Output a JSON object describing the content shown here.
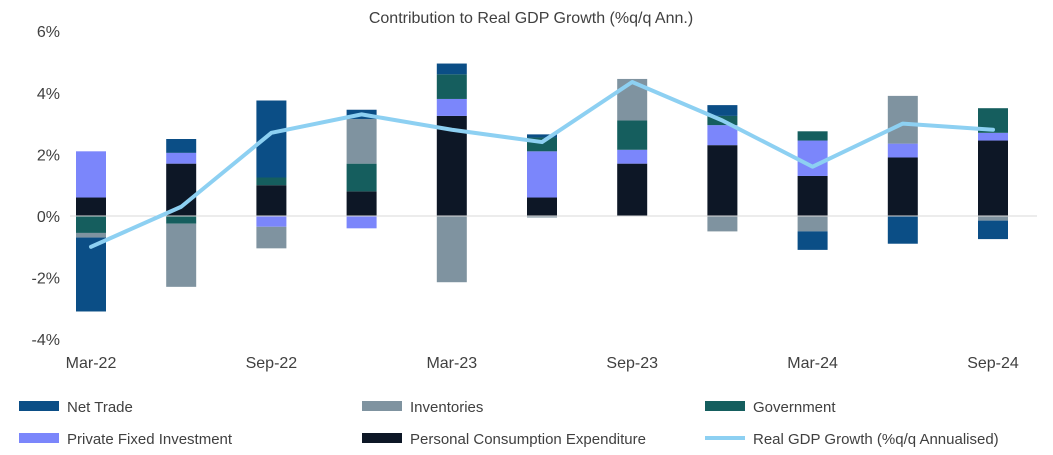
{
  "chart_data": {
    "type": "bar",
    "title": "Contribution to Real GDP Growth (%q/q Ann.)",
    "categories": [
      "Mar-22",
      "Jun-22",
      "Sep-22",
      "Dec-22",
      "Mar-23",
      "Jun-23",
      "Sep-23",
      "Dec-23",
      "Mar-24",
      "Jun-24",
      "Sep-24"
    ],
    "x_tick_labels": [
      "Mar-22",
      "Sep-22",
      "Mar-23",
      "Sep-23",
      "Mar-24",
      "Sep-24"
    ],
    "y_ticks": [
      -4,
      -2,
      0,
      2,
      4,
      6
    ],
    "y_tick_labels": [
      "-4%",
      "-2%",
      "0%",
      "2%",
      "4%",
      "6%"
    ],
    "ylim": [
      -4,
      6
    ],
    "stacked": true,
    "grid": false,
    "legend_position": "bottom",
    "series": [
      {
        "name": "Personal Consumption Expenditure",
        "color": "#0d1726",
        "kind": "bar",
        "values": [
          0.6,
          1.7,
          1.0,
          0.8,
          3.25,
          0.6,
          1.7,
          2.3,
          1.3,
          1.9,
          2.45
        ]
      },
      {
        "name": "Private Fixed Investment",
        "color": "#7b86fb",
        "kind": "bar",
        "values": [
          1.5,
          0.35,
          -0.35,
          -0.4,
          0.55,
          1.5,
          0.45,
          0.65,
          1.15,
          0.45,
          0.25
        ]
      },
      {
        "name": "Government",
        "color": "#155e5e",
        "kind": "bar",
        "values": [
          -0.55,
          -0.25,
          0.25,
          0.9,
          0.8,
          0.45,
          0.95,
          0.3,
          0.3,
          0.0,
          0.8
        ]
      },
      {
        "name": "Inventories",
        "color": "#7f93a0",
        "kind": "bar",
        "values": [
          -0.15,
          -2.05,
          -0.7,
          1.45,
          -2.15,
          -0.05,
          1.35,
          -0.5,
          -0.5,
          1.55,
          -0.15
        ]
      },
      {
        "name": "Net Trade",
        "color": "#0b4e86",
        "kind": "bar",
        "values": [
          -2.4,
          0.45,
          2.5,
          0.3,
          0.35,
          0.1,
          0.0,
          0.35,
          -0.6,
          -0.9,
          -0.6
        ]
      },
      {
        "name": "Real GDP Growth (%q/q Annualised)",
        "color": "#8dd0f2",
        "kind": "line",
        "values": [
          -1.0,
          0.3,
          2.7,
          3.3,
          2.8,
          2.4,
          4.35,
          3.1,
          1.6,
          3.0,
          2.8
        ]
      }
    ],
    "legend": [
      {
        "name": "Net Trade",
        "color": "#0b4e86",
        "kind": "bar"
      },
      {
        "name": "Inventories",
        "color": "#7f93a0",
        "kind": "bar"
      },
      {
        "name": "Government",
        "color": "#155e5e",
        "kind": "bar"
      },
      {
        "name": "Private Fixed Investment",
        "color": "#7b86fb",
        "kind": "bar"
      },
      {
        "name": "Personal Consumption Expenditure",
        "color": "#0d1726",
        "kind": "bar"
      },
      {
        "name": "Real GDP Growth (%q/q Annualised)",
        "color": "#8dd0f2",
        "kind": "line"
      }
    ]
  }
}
===============
DIRECTIONS FOR THIS TASK: Reproduce all the records verbatim, excluding images.

OUTPUT OF THE EXERCISE:
Output a JSON object describing the content shown here.
{
  "chart_data": {
    "type": "bar",
    "title": "Contribution to Real GDP Growth (%q/q Ann.)",
    "categories": [
      "Mar-22",
      "Jun-22",
      "Sep-22",
      "Dec-22",
      "Mar-23",
      "Jun-23",
      "Sep-23",
      "Dec-23",
      "Mar-24",
      "Jun-24",
      "Sep-24"
    ],
    "x_tick_labels": [
      "Mar-22",
      "Sep-22",
      "Mar-23",
      "Sep-23",
      "Mar-24",
      "Sep-24"
    ],
    "y_ticks": [
      -4,
      -2,
      0,
      2,
      4,
      6
    ],
    "y_tick_labels": [
      "-4%",
      "-2%",
      "0%",
      "2%",
      "4%",
      "6%"
    ],
    "ylim": [
      -4,
      6
    ],
    "stacked": true,
    "grid": false,
    "legend_position": "bottom",
    "series": [
      {
        "name": "Personal Consumption Expenditure",
        "color": "#0d1726",
        "kind": "bar",
        "values": [
          0.6,
          1.7,
          1.0,
          0.8,
          3.25,
          0.6,
          1.7,
          2.3,
          1.3,
          1.9,
          2.45
        ]
      },
      {
        "name": "Private Fixed Investment",
        "color": "#7b86fb",
        "kind": "bar",
        "values": [
          1.5,
          0.35,
          -0.35,
          -0.4,
          0.55,
          1.5,
          0.45,
          0.65,
          1.15,
          0.45,
          0.25
        ]
      },
      {
        "name": "Government",
        "color": "#155e5e",
        "kind": "bar",
        "values": [
          -0.55,
          -0.25,
          0.25,
          0.9,
          0.8,
          0.45,
          0.95,
          0.3,
          0.3,
          0.0,
          0.8
        ]
      },
      {
        "name": "Inventories",
        "color": "#7f93a0",
        "kind": "bar",
        "values": [
          -0.15,
          -2.05,
          -0.7,
          1.45,
          -2.15,
          -0.05,
          1.35,
          -0.5,
          -0.5,
          1.55,
          -0.15
        ]
      },
      {
        "name": "Net Trade",
        "color": "#0b4e86",
        "kind": "bar",
        "values": [
          -2.4,
          0.45,
          2.5,
          0.3,
          0.35,
          0.1,
          0.0,
          0.35,
          -0.6,
          -0.9,
          -0.6
        ]
      },
      {
        "name": "Real GDP Growth (%q/q Annualised)",
        "color": "#8dd0f2",
        "kind": "line",
        "values": [
          -1.0,
          0.3,
          2.7,
          3.3,
          2.8,
          2.4,
          4.35,
          3.1,
          1.6,
          3.0,
          2.8
        ]
      }
    ],
    "legend": [
      {
        "name": "Net Trade",
        "color": "#0b4e86",
        "kind": "bar"
      },
      {
        "name": "Inventories",
        "color": "#7f93a0",
        "kind": "bar"
      },
      {
        "name": "Government",
        "color": "#155e5e",
        "kind": "bar"
      },
      {
        "name": "Private Fixed Investment",
        "color": "#7b86fb",
        "kind": "bar"
      },
      {
        "name": "Personal Consumption Expenditure",
        "color": "#0d1726",
        "kind": "bar"
      },
      {
        "name": "Real GDP Growth (%q/q Annualised)",
        "color": "#8dd0f2",
        "kind": "line"
      }
    ]
  }
}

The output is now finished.